* BEGIN TASK MATERIAL *
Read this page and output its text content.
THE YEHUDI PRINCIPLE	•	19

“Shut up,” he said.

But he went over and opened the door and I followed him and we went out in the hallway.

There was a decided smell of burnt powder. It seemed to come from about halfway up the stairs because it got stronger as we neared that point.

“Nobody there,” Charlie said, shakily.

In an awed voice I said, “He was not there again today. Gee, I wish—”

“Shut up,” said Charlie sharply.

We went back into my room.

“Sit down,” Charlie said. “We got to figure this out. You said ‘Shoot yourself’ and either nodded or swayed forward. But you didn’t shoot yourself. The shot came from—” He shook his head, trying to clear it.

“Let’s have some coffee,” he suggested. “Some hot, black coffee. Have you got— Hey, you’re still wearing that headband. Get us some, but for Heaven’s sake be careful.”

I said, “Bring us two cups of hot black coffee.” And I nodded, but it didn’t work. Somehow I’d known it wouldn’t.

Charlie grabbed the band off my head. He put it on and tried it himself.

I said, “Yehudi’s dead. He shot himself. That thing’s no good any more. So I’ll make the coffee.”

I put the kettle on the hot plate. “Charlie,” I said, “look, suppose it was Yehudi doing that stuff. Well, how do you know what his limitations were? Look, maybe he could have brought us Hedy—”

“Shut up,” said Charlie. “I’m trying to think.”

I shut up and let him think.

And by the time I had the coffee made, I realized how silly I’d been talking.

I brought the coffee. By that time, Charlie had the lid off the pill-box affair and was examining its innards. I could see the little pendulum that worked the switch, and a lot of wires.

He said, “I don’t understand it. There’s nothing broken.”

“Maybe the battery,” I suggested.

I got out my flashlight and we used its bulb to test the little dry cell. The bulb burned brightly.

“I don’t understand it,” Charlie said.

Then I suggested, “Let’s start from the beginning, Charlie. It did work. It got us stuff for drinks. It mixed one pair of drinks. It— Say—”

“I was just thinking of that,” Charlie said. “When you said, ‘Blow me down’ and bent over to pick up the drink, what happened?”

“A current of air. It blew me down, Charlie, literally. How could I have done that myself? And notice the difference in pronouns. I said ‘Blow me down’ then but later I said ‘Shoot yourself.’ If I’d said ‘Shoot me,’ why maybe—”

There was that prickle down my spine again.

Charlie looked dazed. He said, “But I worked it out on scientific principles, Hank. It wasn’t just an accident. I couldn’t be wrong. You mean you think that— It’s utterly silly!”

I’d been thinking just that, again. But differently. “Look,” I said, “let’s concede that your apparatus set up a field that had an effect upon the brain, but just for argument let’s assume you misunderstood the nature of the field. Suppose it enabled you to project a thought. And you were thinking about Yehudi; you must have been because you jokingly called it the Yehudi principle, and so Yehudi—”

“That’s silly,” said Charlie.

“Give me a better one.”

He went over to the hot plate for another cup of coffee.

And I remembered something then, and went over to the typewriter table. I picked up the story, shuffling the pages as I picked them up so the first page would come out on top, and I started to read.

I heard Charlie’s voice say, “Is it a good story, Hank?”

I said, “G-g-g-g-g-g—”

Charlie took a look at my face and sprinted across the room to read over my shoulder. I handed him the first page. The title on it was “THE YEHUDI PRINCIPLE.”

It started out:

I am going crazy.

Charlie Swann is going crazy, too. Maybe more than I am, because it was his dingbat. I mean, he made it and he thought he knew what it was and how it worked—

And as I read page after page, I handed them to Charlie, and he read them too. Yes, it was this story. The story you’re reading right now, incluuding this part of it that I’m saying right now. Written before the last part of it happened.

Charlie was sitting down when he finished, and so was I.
* END TASK MATERIAL *
**WHAT IS EXPECTED**
For this exercise, gather every line of the data that contains the word "understand".

**EXERCISE RESPONSE**
He said, “I don’t understand it. There’s nothing broken.”
“I don’t understand it,” Charlie said.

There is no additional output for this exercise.